WRITTEN INSTRUCTION:
Reproduce each line exactly, including spacing and punctuation.

DATA SUPPLIED:
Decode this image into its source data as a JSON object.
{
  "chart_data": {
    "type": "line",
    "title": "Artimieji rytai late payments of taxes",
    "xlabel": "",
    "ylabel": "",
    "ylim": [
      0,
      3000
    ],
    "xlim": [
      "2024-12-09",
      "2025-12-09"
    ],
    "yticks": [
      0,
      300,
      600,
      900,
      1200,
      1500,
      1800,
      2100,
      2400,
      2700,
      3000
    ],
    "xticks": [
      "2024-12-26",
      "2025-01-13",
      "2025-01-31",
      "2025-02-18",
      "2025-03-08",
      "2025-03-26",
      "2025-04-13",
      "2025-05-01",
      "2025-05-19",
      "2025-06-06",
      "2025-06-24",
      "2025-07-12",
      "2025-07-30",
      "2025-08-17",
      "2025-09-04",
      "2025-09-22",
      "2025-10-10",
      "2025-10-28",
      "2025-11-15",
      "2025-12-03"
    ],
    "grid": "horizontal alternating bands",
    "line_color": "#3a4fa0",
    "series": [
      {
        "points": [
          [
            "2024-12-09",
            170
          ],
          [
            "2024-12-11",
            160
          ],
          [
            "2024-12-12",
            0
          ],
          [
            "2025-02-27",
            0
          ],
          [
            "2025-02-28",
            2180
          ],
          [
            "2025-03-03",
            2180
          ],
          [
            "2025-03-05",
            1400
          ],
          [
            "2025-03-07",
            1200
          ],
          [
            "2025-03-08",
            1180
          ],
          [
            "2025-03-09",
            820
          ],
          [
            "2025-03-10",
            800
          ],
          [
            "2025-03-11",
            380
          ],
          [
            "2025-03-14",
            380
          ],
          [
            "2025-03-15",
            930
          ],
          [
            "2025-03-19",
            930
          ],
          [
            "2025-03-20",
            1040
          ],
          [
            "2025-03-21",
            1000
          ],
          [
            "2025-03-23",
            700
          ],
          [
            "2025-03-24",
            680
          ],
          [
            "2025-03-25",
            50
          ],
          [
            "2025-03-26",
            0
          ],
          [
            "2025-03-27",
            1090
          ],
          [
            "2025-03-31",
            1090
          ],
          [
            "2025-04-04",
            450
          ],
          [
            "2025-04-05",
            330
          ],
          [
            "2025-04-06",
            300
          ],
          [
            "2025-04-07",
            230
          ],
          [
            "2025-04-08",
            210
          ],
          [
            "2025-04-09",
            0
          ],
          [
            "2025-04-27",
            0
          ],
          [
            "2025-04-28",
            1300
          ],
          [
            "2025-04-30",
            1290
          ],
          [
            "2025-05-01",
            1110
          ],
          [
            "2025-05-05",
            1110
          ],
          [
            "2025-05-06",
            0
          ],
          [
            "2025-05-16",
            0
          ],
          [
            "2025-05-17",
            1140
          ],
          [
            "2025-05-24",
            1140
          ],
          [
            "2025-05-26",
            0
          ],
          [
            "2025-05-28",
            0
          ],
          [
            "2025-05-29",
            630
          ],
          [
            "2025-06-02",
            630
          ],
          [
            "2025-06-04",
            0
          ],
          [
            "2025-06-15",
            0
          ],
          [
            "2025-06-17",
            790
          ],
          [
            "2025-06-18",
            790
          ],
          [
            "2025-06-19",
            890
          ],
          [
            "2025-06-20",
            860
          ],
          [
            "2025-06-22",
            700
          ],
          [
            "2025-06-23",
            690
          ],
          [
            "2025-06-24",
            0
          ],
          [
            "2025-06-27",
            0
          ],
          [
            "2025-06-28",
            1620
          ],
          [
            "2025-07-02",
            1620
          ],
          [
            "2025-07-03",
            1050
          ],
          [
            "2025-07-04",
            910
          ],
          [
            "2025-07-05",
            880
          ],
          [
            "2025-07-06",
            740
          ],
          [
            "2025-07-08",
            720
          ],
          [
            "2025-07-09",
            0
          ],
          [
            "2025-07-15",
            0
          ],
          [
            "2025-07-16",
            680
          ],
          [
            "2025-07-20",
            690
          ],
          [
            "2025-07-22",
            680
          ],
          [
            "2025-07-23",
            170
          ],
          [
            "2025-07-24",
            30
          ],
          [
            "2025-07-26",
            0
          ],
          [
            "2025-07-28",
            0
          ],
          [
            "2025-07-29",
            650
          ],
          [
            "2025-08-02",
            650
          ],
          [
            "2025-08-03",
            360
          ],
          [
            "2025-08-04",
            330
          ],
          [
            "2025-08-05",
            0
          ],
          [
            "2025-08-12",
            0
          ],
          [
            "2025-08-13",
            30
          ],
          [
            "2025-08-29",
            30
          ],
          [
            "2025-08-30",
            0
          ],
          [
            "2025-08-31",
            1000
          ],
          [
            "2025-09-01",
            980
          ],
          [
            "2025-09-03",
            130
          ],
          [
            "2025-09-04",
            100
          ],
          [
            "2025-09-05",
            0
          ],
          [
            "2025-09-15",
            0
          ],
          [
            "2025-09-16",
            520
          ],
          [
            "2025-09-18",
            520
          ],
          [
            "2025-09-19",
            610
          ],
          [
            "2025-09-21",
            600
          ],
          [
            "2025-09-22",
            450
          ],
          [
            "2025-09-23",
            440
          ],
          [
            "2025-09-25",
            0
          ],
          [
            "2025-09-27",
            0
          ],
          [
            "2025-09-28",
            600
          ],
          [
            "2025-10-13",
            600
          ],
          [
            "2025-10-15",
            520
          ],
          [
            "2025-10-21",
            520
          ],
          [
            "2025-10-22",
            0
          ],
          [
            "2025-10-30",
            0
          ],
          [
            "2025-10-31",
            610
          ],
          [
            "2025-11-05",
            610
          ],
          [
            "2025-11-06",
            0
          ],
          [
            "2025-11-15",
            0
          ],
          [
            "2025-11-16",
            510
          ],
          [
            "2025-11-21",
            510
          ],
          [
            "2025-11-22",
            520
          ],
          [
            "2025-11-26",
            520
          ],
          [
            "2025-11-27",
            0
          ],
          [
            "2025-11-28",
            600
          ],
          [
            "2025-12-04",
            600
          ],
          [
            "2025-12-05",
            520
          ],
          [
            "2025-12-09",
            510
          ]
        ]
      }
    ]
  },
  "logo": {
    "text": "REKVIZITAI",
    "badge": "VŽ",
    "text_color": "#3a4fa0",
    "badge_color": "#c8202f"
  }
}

SOLVED EXERCISE:
Decode this image into its source data as a JSON object.
{
  "chart_data": {
    "type": "line",
    "title": "Artimieji rytai late payments of taxes",
    "xlabel": "",
    "ylabel": "",
    "ylim": [
      0,
      3000
    ],
    "xlim": [
      "2024-12-09",
      "2025-12-09"
    ],
    "yticks": [
      0,
      300,
      600,
      900,
      1200,
      1500,
      1800,
      2100,
      2400,
      2700,
      3000
    ],
    "xticks": [
      "2024-12-26",
      "2025-01-13",
      "2025-01-31",
      "2025-02-18",
      "2025-03-08",
      "2025-03-26",
      "2025-04-13",
      "2025-05-01",
      "2025-05-19",
      "2025-06-06",
      "2025-06-24",
      "2025-07-12",
      "2025-07-30",
      "2025-08-17",
      "2025-09-04",
      "2025-09-22",
      "2025-10-10",
      "2025-10-28",
      "2025-11-15",
      "2025-12-03"
    ],
    "grid": "horizontal alternating bands",
    "line_color": "#3a4fa0",
    "series": [
      {
        "points": [
          [
            "2024-12-09",
            170
          ],
          [
            "2024-12-11",
            160
          ],
          [
            "2024-12-12",
            0
          ],
          [
            "2025-02-27",
            0
          ],
          [
            "2025-02-28",
            2180
          ],
          [
            "2025-03-03",
            2180
          ],
          [
            "2025-03-05",
            1400
          ],
          [
            "2025-03-07",
            1200
          ],
          [
            "2025-03-08",
            1180
          ],
          [
            "2025-03-09",
            820
          ],
          [
            "2025-03-10",
            800
          ],
          [
            "2025-03-11",
            380
          ],
          [
            "2025-03-14",
            380
          ],
          [
            "2025-03-15",
            930
          ],
          [
            "2025-03-19",
            930
          ],
          [
            "2025-03-20",
            1040
          ],
          [
            "2025-03-21",
            1000
          ],
          [
            "2025-03-23",
            700
          ],
          [
            "2025-03-24",
            680
          ],
          [
            "2025-03-25",
            50
          ],
          [
            "2025-03-26",
            0
          ],
          [
            "2025-03-27",
            1090
          ],
          [
            "2025-03-31",
            1090
          ],
          [
            "2025-04-04",
            450
          ],
          [
            "2025-04-05",
            330
          ],
          [
            "2025-04-06",
            300
          ],
          [
            "2025-04-07",
            230
          ],
          [
            "2025-04-08",
            210
          ],
          [
            "2025-04-09",
            0
          ],
          [
            "2025-04-27",
            0
          ],
          [
            "2025-04-28",
            1300
          ],
          [
            "2025-04-30",
            1290
          ],
          [
            "2025-05-01",
            1110
          ],
          [
            "2025-05-05",
            1110
          ],
          [
            "2025-05-06",
            0
          ],
          [
            "2025-05-16",
            0
          ],
          [
            "2025-05-17",
            1140
          ],
          [
            "2025-05-24",
            1140
          ],
          [
            "2025-05-26",
            0
          ],
          [
            "2025-05-28",
            0
          ],
          [
            "2025-05-29",
            630
          ],
          [
            "2025-06-02",
            630
          ],
          [
            "2025-06-04",
            0
          ],
          [
            "2025-06-15",
            0
          ],
          [
            "2025-06-17",
            790
          ],
          [
            "2025-06-18",
            790
          ],
          [
            "2025-06-19",
            890
          ],
          [
            "2025-06-20",
            860
          ],
          [
            "2025-06-22",
            700
          ],
          [
            "2025-06-23",
            690
          ],
          [
            "2025-06-24",
            0
          ],
          [
            "2025-06-27",
            0
          ],
          [
            "2025-06-28",
            1620
          ],
          [
            "2025-07-02",
            1620
          ],
          [
            "2025-07-03",
            1050
          ],
          [
            "2025-07-04",
            910
          ],
          [
            "2025-07-05",
            880
          ],
          [
            "2025-07-06",
            740
          ],
          [
            "2025-07-08",
            720
          ],
          [
            "2025-07-09",
            0
          ],
          [
            "2025-07-15",
            0
          ],
          [
            "2025-07-16",
            680
          ],
          [
            "2025-07-20",
            690
          ],
          [
            "2025-07-22",
            680
          ],
          [
            "2025-07-23",
            170
          ],
          [
            "2025-07-24",
            30
          ],
          [
            "2025-07-26",
            0
          ],
          [
            "2025-07-28",
            0
          ],
          [
            "2025-07-29",
            650
          ],
          [
            "2025-08-02",
            650
          ],
          [
            "2025-08-03",
            360
          ],
          [
            "2025-08-04",
            330
          ],
          [
            "2025-08-05",
            0
          ],
          [
            "2025-08-12",
            0
          ],
          [
            "2025-08-13",
            30
          ],
          [
            "2025-08-29",
            30
          ],
          [
            "2025-08-30",
            0
          ],
          [
            "2025-08-31",
            1000
          ],
          [
            "2025-09-01",
            980
          ],
          [
            "2025-09-03",
            130
          ],
          [
            "2025-09-04",
            100
          ],
          [
            "2025-09-05",
            0
          ],
          [
            "2025-09-15",
            0
          ],
          [
            "2025-09-16",
            520
          ],
          [
            "2025-09-18",
            520
          ],
          [
            "2025-09-19",
            610
          ],
          [
            "2025-09-21",
            600
          ],
          [
            "2025-09-22",
            450
          ],
          [
            "2025-09-23",
            440
          ],
          [
            "2025-09-25",
            0
          ],
          [
            "2025-09-27",
            0
          ],
          [
            "2025-09-28",
            600
          ],
          [
            "2025-10-13",
            600
          ],
          [
            "2025-10-15",
            520
          ],
          [
            "2025-10-21",
            520
          ],
          [
            "2025-10-22",
            0
          ],
          [
            "2025-10-30",
            0
          ],
          [
            "2025-10-31",
            610
          ],
          [
            "2025-11-05",
            610
          ],
          [
            "2025-11-06",
            0
          ],
          [
            "2025-11-15",
            0
          ],
          [
            "2025-11-16",
            510
          ],
          [
            "2025-11-21",
            510
          ],
          [
            "2025-11-22",
            520
          ],
          [
            "2025-11-26",
            520
          ],
          [
            "2025-11-27",
            0
          ],
          [
            "2025-11-28",
            600
          ],
          [
            "2025-12-04",
            600
          ],
          [
            "2025-12-05",
            520
          ],
          [
            "2025-12-09",
            510
          ]
        ]
      }
    ]
  },
  "logo": {
    "text": "REKVIZITAI",
    "badge": "VŽ",
    "text_color": "#3a4fa0",
    "badge_color": "#c8202f"
  }
}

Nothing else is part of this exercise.